▸ **Data entries**:
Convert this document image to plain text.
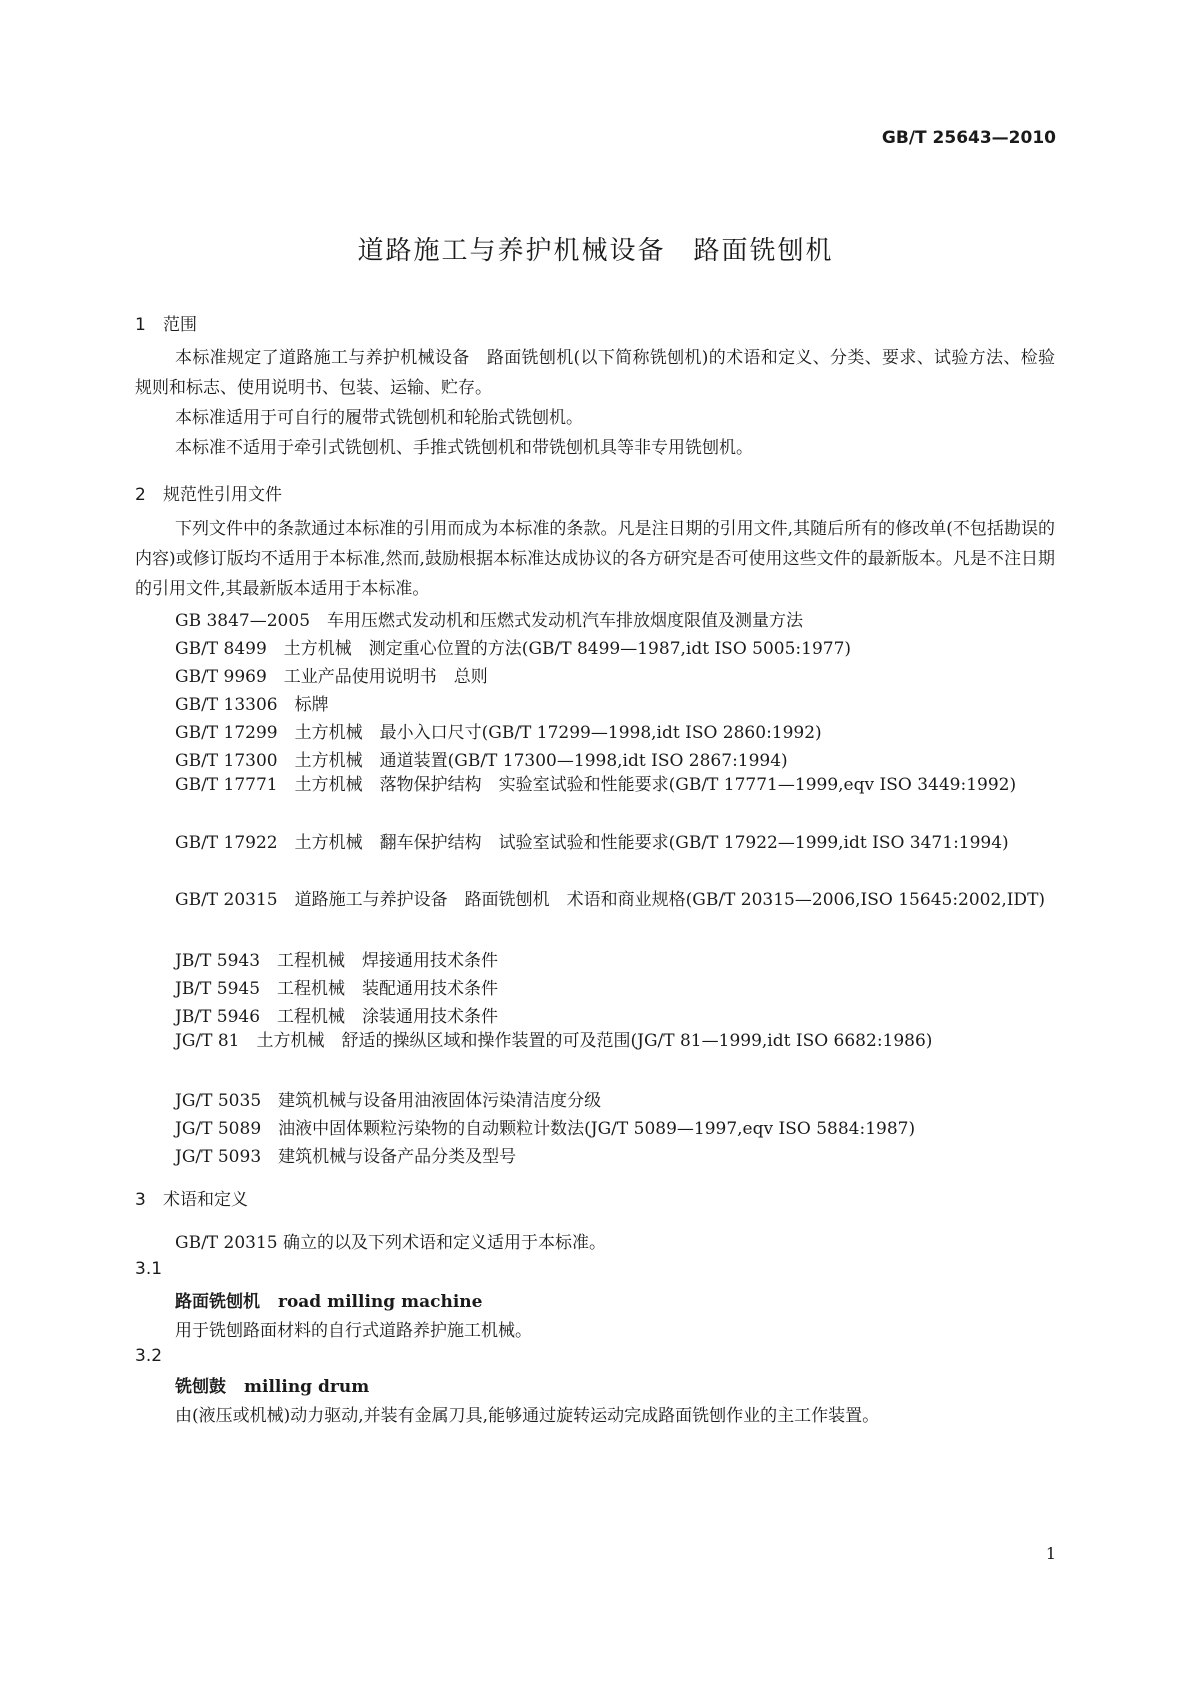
GB/T 25643—2010
道路施工与养护机械设备　路面铣刨机
1 范围

本标准规定了道路施工与养护机械设备　路面铣刨机(以下简称铣刨机)的术语和定义、分类、要求、试验方法、检验规则和标志、使用说明书、包装、运输、贮存。

本标准适用于可自行的履带式铣刨机和轮胎式铣刨机。

本标准不适用于牵引式铣刨机、手推式铣刨机和带铣刨机具等非专用铣刨机。

2 规范性引用文件

下列文件中的条款通过本标准的引用而成为本标准的条款。凡是注日期的引用文件,其随后所有的修改单(不包括勘误的内容)或修订版均不适用于本标准,然而,鼓励根据本标准达成协议的各方研究是否可使用这些文件的最新版本。凡是不注日期的引用文件,其最新版本适用于本标准。

GB 3847—2005　车用压燃式发动机和压燃式发动机汽车排放烟度限值及测量方法
GB/T 8499　土方机械　测定重心位置的方法(GB/T 8499—1987,idt ISO 5005:1977)
GB/T 9969　工业产品使用说明书　总则
GB/T 13306　标牌
GB/T 17299　土方机械　最小入口尺寸(GB/T 17299—1998,idt ISO 2860:1992)
GB/T 17300　土方机械　通道装置(GB/T 17300—1998,idt ISO 2867:1994)

GB/T 17771　土方机械　落物保护结构　实验室试验和性能要求(GB/T 17771—1999,eqv ISO 3449:1992)

GB/T 17922　土方机械　翻车保护结构　试验室试验和性能要求(GB/T 17922—1999,idt ISO 3471:1994)

GB/T 20315　道路施工与养护设备　路面铣刨机　术语和商业规格(GB/T 20315—2006,ISO 15645:2002,IDT)

JB/T 5943　工程机械　焊接通用技术条件
JB/T 5945　工程机械　装配通用技术条件
JB/T 5946　工程机械　涂装通用技术条件

JG/T 81　土方机械　舒适的操纵区域和操作装置的可及范围(JG/T 81—1999,idt ISO 6682:1986)

JG/T 5035　建筑机械与设备用油液固体污染清洁度分级
JG/T 5089　油液中固体颗粒污染物的自动颗粒计数法(JG/T 5089—1997,eqv ISO 5884:1987)
JG/T 5093　建筑机械与设备产品分类及型号
3 术语和定义
GB/T 20315 确立的以及下列术语和定义适用于本标准。
3.1
路面铣刨机 road milling machine
用于铣刨路面材料的自行式道路养护施工机械。
3.2
铣刨鼓 milling drum
由(液压或机械)动力驱动,并装有金属刀具,能够通过旋转运动完成路面铣刨作业的主工作装置。
1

▸ **What to produce**: Among the lines above, how many contain the string "工程机械"? State the number alone.

▸ **Exercise answer**: 3